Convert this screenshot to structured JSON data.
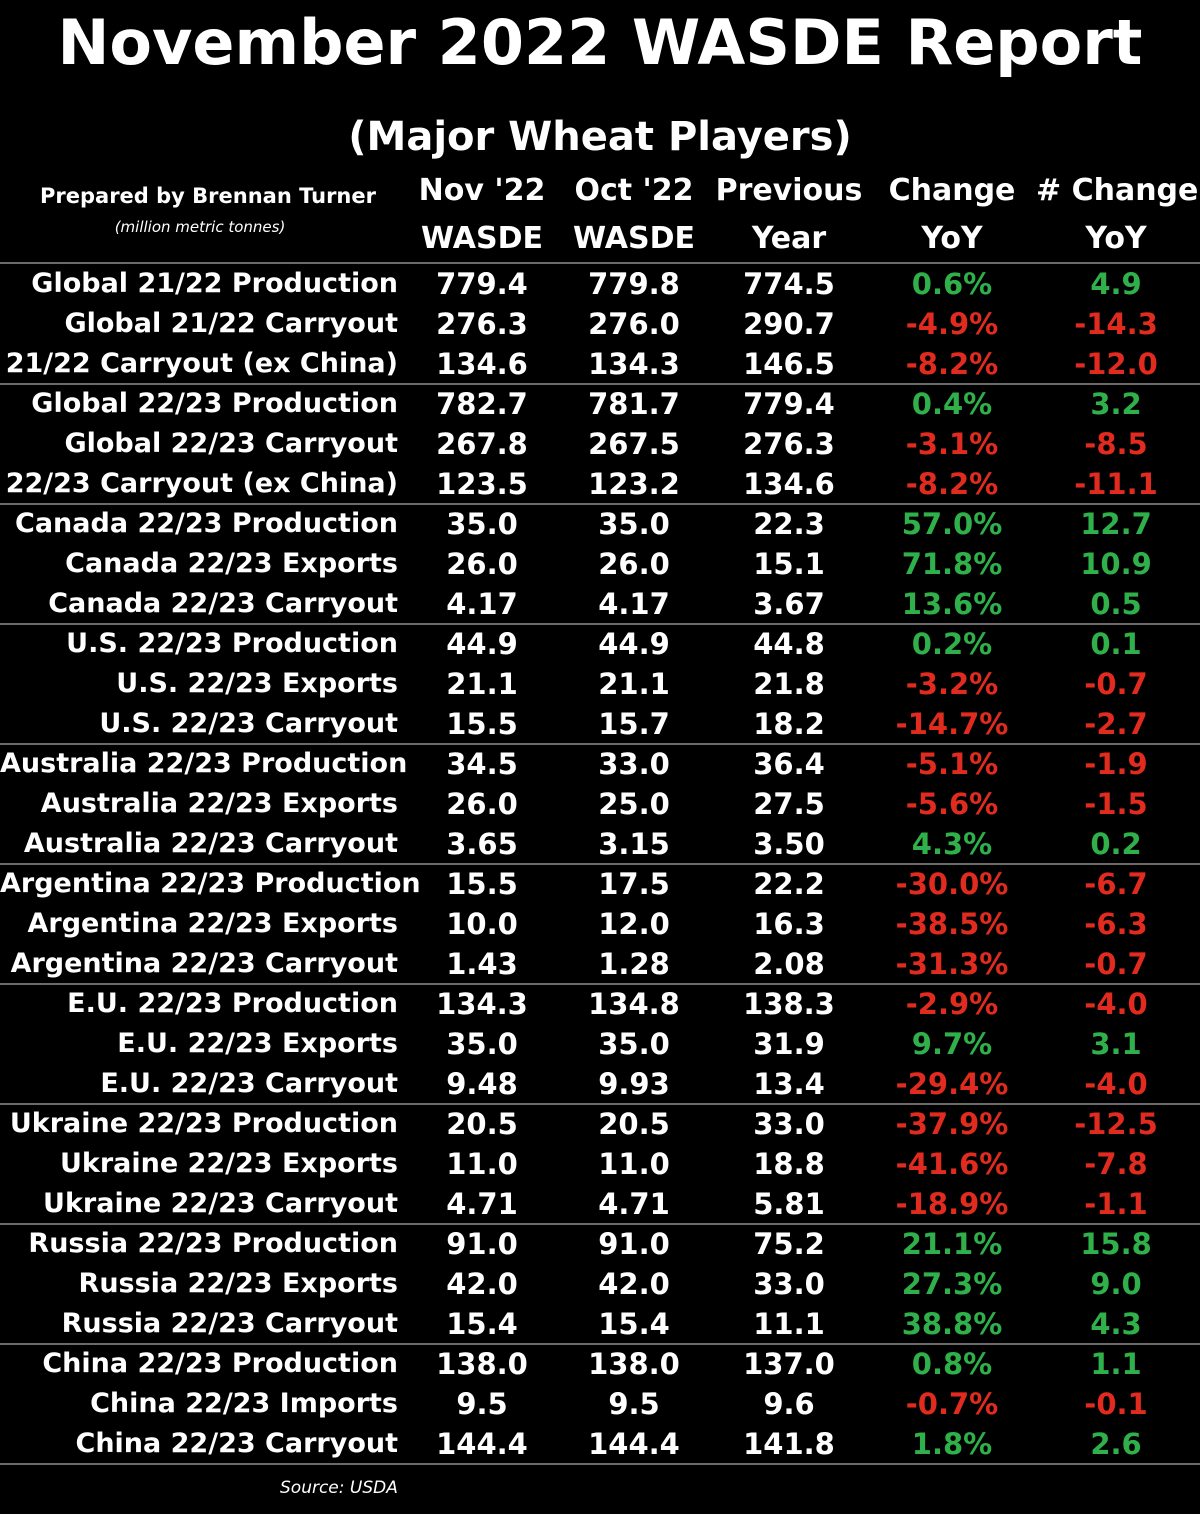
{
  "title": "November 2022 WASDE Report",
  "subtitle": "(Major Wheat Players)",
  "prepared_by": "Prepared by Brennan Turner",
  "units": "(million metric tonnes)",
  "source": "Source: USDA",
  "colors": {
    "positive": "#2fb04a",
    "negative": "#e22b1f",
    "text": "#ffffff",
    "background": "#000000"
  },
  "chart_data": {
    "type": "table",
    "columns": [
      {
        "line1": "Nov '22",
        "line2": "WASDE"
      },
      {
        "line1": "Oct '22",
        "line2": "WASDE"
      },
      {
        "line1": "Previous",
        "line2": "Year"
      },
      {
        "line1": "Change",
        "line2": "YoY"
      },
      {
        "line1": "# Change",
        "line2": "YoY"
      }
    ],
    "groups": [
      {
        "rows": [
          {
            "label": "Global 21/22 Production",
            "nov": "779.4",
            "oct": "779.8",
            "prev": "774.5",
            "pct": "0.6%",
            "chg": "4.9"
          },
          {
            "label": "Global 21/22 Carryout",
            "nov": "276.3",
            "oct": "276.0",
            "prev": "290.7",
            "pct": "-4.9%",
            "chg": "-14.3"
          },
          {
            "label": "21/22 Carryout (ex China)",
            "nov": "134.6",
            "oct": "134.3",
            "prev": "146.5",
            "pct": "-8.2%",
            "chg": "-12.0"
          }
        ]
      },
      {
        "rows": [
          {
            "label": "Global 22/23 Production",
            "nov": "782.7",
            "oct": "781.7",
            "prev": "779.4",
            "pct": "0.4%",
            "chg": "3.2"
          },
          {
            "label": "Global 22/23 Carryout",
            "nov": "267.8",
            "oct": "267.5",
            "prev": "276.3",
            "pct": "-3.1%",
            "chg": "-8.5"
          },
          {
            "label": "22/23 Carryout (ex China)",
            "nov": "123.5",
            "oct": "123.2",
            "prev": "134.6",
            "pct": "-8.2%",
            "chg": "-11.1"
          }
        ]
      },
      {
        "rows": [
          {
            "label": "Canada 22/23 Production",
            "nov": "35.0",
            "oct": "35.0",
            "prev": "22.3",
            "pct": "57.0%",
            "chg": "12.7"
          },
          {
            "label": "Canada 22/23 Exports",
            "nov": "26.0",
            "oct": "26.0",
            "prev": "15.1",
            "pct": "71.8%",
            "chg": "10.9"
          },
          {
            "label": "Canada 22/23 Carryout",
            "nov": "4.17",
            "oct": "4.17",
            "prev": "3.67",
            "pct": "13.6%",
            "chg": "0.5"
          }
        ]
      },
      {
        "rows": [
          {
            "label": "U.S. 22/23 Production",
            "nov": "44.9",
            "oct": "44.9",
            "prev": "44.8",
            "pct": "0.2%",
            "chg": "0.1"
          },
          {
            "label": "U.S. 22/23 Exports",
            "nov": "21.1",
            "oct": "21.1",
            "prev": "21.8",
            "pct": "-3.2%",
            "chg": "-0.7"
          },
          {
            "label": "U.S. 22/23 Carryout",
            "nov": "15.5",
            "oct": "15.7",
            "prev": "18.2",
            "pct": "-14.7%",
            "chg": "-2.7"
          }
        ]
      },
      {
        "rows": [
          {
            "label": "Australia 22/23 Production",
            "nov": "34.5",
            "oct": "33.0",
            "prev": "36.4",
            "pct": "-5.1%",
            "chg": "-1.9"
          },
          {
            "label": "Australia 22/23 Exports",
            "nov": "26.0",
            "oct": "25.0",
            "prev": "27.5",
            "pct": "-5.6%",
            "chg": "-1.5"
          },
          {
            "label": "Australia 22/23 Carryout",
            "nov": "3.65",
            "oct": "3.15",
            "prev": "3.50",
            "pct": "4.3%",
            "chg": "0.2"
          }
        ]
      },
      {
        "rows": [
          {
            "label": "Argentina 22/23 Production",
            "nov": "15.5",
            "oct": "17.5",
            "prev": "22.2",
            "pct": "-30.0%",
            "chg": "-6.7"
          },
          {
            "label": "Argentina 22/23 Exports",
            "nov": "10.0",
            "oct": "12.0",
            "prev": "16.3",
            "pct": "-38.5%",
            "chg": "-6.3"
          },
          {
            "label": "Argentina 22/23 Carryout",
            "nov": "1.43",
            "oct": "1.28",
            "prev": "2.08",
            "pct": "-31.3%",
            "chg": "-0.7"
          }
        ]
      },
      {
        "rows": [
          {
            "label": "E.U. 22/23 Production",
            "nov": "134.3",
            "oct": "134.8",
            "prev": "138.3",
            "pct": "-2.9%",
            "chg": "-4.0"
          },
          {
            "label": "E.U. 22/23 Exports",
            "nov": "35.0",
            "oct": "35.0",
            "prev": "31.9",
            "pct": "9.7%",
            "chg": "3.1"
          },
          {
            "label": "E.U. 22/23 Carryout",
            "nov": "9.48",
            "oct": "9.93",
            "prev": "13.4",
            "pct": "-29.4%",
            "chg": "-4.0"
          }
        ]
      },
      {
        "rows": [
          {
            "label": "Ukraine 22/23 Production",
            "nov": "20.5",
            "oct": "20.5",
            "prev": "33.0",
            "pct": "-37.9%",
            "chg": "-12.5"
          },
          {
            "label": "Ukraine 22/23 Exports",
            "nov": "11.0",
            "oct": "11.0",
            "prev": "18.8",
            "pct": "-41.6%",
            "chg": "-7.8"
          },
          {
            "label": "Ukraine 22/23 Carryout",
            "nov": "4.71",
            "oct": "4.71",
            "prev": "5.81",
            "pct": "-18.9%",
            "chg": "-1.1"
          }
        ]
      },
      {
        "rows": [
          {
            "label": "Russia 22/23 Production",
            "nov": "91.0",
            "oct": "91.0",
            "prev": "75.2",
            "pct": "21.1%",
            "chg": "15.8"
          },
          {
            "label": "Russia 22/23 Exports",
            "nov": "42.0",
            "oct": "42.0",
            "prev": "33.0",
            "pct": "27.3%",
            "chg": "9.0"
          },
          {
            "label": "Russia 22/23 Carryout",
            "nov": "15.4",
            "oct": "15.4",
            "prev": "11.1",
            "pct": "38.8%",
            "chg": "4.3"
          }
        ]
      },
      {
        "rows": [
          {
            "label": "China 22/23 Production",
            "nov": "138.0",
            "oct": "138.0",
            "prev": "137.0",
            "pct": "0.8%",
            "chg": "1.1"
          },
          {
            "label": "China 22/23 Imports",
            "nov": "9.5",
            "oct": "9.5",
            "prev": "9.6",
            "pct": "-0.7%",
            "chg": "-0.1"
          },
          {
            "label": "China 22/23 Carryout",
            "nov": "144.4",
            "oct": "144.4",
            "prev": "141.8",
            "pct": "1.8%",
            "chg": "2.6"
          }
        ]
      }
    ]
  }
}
# # #
• _REQUIREMENT_: Skip the pictures, then retype every line above exactly.

• _WRITTEN SOLUTION_:
Convert this screenshot to structured JSON data.
{
  "title": "November 2022 WASDE Report",
  "subtitle": "(Major Wheat Players)",
  "prepared_by": "Prepared by Brennan Turner",
  "units": "(million metric tonnes)",
  "source": "Source: USDA",
  "colors": {
    "positive": "#2fb04a",
    "negative": "#e22b1f",
    "text": "#ffffff",
    "background": "#000000"
  },
  "chart_data": {
    "type": "table",
    "columns": [
      {
        "line1": "Nov '22",
        "line2": "WASDE"
      },
      {
        "line1": "Oct '22",
        "line2": "WASDE"
      },
      {
        "line1": "Previous",
        "line2": "Year"
      },
      {
        "line1": "Change",
        "line2": "YoY"
      },
      {
        "line1": "# Change",
        "line2": "YoY"
      }
    ],
    "groups": [
      {
        "rows": [
          {
            "label": "Global 21/22 Production",
            "nov": "779.4",
            "oct": "779.8",
            "prev": "774.5",
            "pct": "0.6%",
            "chg": "4.9"
          },
          {
            "label": "Global 21/22 Carryout",
            "nov": "276.3",
            "oct": "276.0",
            "prev": "290.7",
            "pct": "-4.9%",
            "chg": "-14.3"
          },
          {
            "label": "21/22 Carryout (ex China)",
            "nov": "134.6",
            "oct": "134.3",
            "prev": "146.5",
            "pct": "-8.2%",
            "chg": "-12.0"
          }
        ]
      },
      {
        "rows": [
          {
            "label": "Global 22/23 Production",
            "nov": "782.7",
            "oct": "781.7",
            "prev": "779.4",
            "pct": "0.4%",
            "chg": "3.2"
          },
          {
            "label": "Global 22/23 Carryout",
            "nov": "267.8",
            "oct": "267.5",
            "prev": "276.3",
            "pct": "-3.1%",
            "chg": "-8.5"
          },
          {
            "label": "22/23 Carryout (ex China)",
            "nov": "123.5",
            "oct": "123.2",
            "prev": "134.6",
            "pct": "-8.2%",
            "chg": "-11.1"
          }
        ]
      },
      {
        "rows": [
          {
            "label": "Canada 22/23 Production",
            "nov": "35.0",
            "oct": "35.0",
            "prev": "22.3",
            "pct": "57.0%",
            "chg": "12.7"
          },
          {
            "label": "Canada 22/23 Exports",
            "nov": "26.0",
            "oct": "26.0",
            "prev": "15.1",
            "pct": "71.8%",
            "chg": "10.9"
          },
          {
            "label": "Canada 22/23 Carryout",
            "nov": "4.17",
            "oct": "4.17",
            "prev": "3.67",
            "pct": "13.6%",
            "chg": "0.5"
          }
        ]
      },
      {
        "rows": [
          {
            "label": "U.S. 22/23 Production",
            "nov": "44.9",
            "oct": "44.9",
            "prev": "44.8",
            "pct": "0.2%",
            "chg": "0.1"
          },
          {
            "label": "U.S. 22/23 Exports",
            "nov": "21.1",
            "oct": "21.1",
            "prev": "21.8",
            "pct": "-3.2%",
            "chg": "-0.7"
          },
          {
            "label": "U.S. 22/23 Carryout",
            "nov": "15.5",
            "oct": "15.7",
            "prev": "18.2",
            "pct": "-14.7%",
            "chg": "-2.7"
          }
        ]
      },
      {
        "rows": [
          {
            "label": "Australia 22/23 Production",
            "nov": "34.5",
            "oct": "33.0",
            "prev": "36.4",
            "pct": "-5.1%",
            "chg": "-1.9"
          },
          {
            "label": "Australia 22/23 Exports",
            "nov": "26.0",
            "oct": "25.0",
            "prev": "27.5",
            "pct": "-5.6%",
            "chg": "-1.5"
          },
          {
            "label": "Australia 22/23 Carryout",
            "nov": "3.65",
            "oct": "3.15",
            "prev": "3.50",
            "pct": "4.3%",
            "chg": "0.2"
          }
        ]
      },
      {
        "rows": [
          {
            "label": "Argentina 22/23 Production",
            "nov": "15.5",
            "oct": "17.5",
            "prev": "22.2",
            "pct": "-30.0%",
            "chg": "-6.7"
          },
          {
            "label": "Argentina 22/23 Exports",
            "nov": "10.0",
            "oct": "12.0",
            "prev": "16.3",
            "pct": "-38.5%",
            "chg": "-6.3"
          },
          {
            "label": "Argentina 22/23 Carryout",
            "nov": "1.43",
            "oct": "1.28",
            "prev": "2.08",
            "pct": "-31.3%",
            "chg": "-0.7"
          }
        ]
      },
      {
        "rows": [
          {
            "label": "E.U. 22/23 Production",
            "nov": "134.3",
            "oct": "134.8",
            "prev": "138.3",
            "pct": "-2.9%",
            "chg": "-4.0"
          },
          {
            "label": "E.U. 22/23 Exports",
            "nov": "35.0",
            "oct": "35.0",
            "prev": "31.9",
            "pct": "9.7%",
            "chg": "3.1"
          },
          {
            "label": "E.U. 22/23 Carryout",
            "nov": "9.48",
            "oct": "9.93",
            "prev": "13.4",
            "pct": "-29.4%",
            "chg": "-4.0"
          }
        ]
      },
      {
        "rows": [
          {
            "label": "Ukraine 22/23 Production",
            "nov": "20.5",
            "oct": "20.5",
            "prev": "33.0",
            "pct": "-37.9%",
            "chg": "-12.5"
          },
          {
            "label": "Ukraine 22/23 Exports",
            "nov": "11.0",
            "oct": "11.0",
            "prev": "18.8",
            "pct": "-41.6%",
            "chg": "-7.8"
          },
          {
            "label": "Ukraine 22/23 Carryout",
            "nov": "4.71",
            "oct": "4.71",
            "prev": "5.81",
            "pct": "-18.9%",
            "chg": "-1.1"
          }
        ]
      },
      {
        "rows": [
          {
            "label": "Russia 22/23 Production",
            "nov": "91.0",
            "oct": "91.0",
            "prev": "75.2",
            "pct": "21.1%",
            "chg": "15.8"
          },
          {
            "label": "Russia 22/23 Exports",
            "nov": "42.0",
            "oct": "42.0",
            "prev": "33.0",
            "pct": "27.3%",
            "chg": "9.0"
          },
          {
            "label": "Russia 22/23 Carryout",
            "nov": "15.4",
            "oct": "15.4",
            "prev": "11.1",
            "pct": "38.8%",
            "chg": "4.3"
          }
        ]
      },
      {
        "rows": [
          {
            "label": "China 22/23 Production",
            "nov": "138.0",
            "oct": "138.0",
            "prev": "137.0",
            "pct": "0.8%",
            "chg": "1.1"
          },
          {
            "label": "China 22/23 Imports",
            "nov": "9.5",
            "oct": "9.5",
            "prev": "9.6",
            "pct": "-0.7%",
            "chg": "-0.1"
          },
          {
            "label": "China 22/23 Carryout",
            "nov": "144.4",
            "oct": "144.4",
            "prev": "141.8",
            "pct": "1.8%",
            "chg": "2.6"
          }
        ]
      }
    ]
  }
}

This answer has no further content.